Report how many lines hold the string "libraries". Give the number and nothing else.

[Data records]
_ _ _ _ _

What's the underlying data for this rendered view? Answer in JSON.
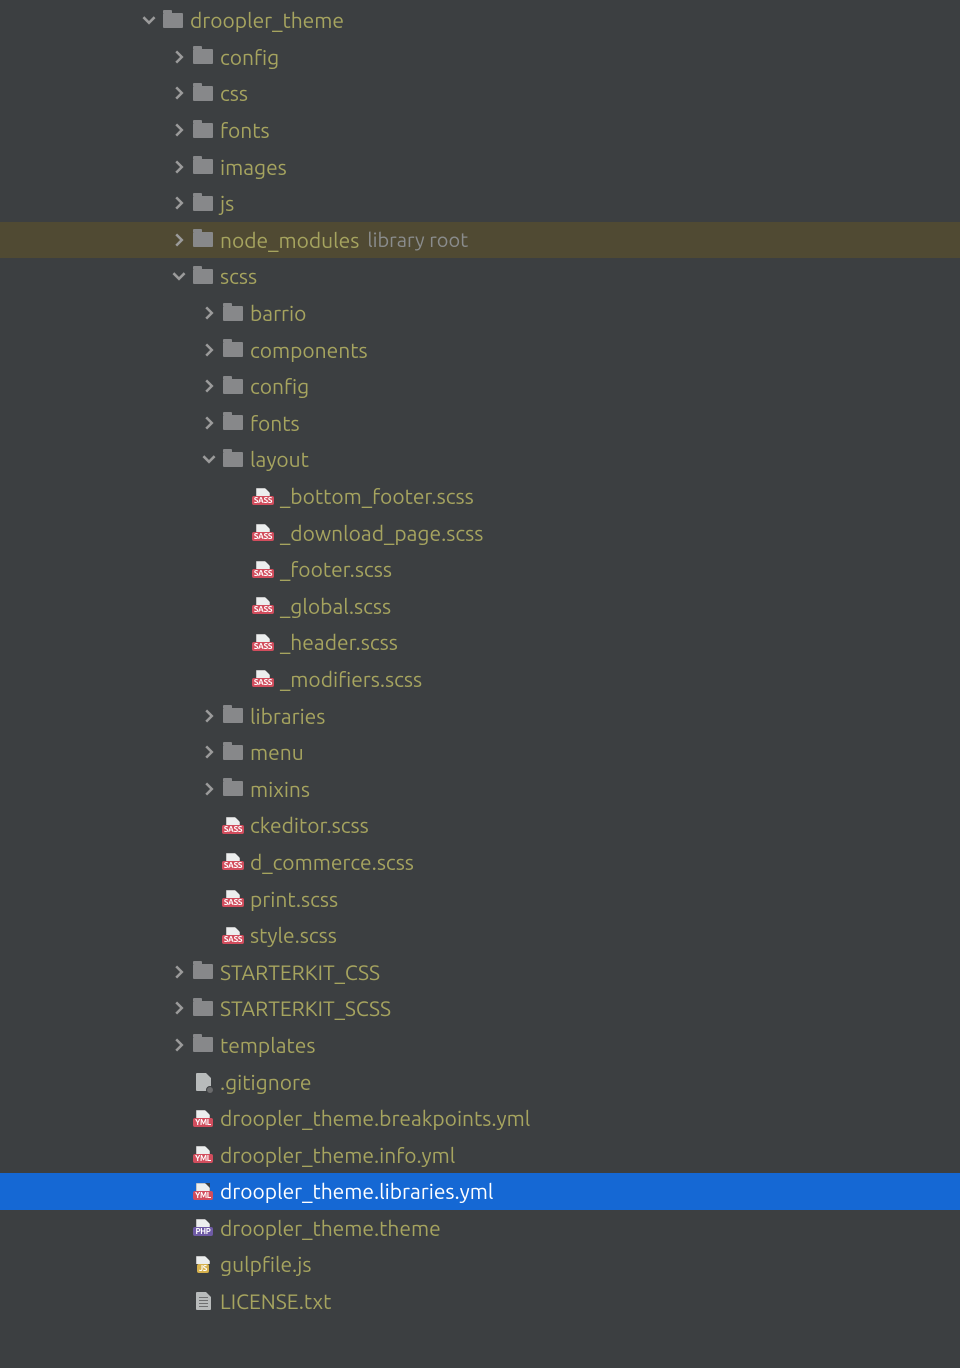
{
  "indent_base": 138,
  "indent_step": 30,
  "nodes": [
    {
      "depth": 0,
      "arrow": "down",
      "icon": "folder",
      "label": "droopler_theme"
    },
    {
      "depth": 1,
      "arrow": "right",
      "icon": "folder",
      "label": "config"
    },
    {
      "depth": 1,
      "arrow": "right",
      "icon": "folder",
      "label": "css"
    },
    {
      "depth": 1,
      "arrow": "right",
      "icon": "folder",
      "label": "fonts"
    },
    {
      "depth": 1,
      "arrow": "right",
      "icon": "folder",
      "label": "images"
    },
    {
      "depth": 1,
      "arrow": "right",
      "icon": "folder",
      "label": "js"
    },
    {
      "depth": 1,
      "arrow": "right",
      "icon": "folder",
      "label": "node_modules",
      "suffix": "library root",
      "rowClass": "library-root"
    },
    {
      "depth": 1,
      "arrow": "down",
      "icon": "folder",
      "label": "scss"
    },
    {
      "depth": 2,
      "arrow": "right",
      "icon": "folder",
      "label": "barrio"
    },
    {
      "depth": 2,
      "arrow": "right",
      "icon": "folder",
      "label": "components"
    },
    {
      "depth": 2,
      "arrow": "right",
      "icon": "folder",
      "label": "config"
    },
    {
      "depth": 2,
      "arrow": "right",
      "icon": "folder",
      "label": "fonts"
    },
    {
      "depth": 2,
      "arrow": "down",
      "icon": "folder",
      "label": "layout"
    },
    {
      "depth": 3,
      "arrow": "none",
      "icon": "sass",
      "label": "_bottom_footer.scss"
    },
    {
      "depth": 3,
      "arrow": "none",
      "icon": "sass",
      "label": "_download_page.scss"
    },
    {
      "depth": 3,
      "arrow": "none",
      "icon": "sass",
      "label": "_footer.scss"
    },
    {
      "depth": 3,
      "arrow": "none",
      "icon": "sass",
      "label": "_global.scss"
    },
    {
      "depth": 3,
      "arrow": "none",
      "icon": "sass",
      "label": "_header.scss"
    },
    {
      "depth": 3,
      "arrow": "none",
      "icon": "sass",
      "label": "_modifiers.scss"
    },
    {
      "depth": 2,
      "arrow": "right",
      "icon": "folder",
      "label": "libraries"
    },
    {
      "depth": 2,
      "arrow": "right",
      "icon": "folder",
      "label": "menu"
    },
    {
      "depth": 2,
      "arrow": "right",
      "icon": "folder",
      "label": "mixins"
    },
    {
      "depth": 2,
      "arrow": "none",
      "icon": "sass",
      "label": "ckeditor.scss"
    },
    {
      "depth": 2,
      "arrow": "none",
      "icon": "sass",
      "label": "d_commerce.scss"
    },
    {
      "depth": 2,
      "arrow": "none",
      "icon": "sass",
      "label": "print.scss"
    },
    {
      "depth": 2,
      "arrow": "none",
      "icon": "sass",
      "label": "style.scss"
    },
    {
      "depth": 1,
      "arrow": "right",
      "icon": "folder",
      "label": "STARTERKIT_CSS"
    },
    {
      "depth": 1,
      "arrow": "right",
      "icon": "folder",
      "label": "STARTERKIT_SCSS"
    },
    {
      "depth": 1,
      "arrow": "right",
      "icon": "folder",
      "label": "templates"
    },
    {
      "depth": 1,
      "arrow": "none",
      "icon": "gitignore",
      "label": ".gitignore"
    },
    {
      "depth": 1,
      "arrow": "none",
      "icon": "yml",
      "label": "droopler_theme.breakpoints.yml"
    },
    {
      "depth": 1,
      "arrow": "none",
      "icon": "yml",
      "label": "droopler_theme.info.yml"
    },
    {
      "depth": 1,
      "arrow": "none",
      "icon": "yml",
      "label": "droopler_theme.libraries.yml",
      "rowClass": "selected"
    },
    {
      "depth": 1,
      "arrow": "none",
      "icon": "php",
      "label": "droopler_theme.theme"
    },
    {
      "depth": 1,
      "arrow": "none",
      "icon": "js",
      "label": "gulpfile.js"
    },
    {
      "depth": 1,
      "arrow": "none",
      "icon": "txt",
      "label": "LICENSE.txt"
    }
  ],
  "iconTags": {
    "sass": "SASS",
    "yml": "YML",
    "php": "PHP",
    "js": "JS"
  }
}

_ _ _ _ _

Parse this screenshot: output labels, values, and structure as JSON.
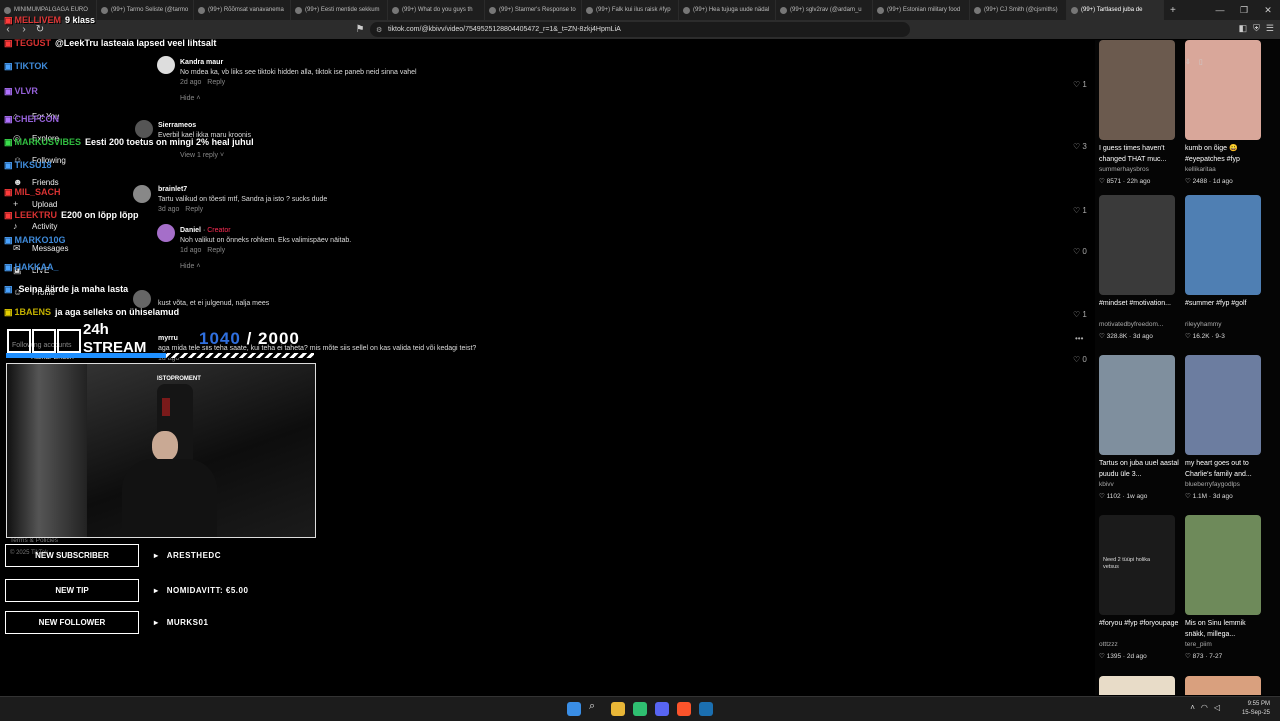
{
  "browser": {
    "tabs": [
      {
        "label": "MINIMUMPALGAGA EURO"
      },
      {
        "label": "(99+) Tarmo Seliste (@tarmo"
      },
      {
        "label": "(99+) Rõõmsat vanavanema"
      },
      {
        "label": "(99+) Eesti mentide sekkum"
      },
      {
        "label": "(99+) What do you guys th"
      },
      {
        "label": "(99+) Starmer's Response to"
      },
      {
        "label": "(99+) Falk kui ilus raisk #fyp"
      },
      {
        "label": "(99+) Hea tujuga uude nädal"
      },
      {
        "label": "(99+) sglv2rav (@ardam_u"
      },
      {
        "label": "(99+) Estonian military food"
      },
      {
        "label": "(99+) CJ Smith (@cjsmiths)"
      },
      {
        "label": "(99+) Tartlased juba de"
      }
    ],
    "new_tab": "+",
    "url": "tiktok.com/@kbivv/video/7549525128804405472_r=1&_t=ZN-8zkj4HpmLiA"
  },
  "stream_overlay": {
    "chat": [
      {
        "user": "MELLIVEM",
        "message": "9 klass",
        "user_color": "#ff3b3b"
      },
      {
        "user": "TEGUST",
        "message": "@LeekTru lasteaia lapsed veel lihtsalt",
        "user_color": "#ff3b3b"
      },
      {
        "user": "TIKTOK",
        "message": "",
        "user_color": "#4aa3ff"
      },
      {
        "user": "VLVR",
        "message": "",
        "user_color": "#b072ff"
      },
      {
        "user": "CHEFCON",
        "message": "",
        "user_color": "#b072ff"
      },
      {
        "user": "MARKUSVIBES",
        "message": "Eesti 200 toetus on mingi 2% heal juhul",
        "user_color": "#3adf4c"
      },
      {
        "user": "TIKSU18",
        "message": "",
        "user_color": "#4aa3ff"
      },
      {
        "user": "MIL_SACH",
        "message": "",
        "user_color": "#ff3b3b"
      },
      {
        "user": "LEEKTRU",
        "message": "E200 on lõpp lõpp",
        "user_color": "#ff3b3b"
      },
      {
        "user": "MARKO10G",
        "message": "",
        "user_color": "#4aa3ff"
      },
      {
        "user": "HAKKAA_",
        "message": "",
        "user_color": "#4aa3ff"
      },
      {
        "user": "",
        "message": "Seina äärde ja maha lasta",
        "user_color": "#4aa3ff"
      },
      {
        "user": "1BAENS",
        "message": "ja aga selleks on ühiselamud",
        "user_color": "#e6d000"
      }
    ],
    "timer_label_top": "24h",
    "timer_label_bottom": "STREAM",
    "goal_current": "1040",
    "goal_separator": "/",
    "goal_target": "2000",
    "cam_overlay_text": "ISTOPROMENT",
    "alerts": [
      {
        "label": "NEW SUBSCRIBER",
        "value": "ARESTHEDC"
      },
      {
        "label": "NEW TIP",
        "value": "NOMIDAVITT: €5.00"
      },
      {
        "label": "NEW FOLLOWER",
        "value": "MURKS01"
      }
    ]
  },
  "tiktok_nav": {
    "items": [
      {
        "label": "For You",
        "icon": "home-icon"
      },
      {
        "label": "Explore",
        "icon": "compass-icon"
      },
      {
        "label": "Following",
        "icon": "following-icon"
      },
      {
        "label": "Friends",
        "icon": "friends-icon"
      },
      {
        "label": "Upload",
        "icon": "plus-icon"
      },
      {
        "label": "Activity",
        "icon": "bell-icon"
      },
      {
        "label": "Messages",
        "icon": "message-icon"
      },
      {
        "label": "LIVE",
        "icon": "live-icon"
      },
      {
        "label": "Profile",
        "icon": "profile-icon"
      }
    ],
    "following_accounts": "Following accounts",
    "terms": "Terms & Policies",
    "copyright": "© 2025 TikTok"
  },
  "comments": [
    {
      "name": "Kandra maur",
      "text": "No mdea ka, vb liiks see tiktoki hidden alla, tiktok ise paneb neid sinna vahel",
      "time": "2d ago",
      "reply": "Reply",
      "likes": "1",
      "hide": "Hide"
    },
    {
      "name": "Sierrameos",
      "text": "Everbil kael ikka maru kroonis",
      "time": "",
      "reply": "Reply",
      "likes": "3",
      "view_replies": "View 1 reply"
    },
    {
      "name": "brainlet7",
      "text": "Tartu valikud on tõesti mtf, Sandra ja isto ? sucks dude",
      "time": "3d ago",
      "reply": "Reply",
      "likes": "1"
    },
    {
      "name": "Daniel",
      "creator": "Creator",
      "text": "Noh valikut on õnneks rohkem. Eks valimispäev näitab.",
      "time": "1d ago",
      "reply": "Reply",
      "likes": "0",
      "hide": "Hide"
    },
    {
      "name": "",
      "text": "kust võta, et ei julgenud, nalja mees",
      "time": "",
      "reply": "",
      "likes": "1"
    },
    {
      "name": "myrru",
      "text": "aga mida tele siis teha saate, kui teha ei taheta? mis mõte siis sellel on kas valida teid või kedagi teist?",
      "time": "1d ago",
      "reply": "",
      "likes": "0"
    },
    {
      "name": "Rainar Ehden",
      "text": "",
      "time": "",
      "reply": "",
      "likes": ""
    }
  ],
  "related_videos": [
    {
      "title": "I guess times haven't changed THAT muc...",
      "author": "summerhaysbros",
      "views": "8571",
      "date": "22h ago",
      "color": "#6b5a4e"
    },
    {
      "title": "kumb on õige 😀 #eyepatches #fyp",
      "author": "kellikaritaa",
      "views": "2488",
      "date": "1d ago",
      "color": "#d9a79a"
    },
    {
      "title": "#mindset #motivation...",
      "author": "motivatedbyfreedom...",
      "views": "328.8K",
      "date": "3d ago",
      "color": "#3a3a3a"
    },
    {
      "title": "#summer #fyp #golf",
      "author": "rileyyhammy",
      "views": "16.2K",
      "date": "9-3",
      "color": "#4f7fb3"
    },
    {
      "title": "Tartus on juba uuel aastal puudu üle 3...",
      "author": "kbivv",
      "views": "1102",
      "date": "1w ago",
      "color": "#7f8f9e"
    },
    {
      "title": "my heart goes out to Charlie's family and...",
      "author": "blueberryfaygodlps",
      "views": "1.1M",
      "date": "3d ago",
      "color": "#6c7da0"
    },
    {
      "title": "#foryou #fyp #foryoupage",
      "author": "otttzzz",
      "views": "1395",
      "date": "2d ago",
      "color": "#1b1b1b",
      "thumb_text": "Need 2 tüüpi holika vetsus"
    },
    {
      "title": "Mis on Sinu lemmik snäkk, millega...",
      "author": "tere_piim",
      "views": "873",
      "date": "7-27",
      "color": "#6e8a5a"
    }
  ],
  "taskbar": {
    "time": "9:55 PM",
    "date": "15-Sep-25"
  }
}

_ _ _ _ _

## OUTPUT OF THE TASK
2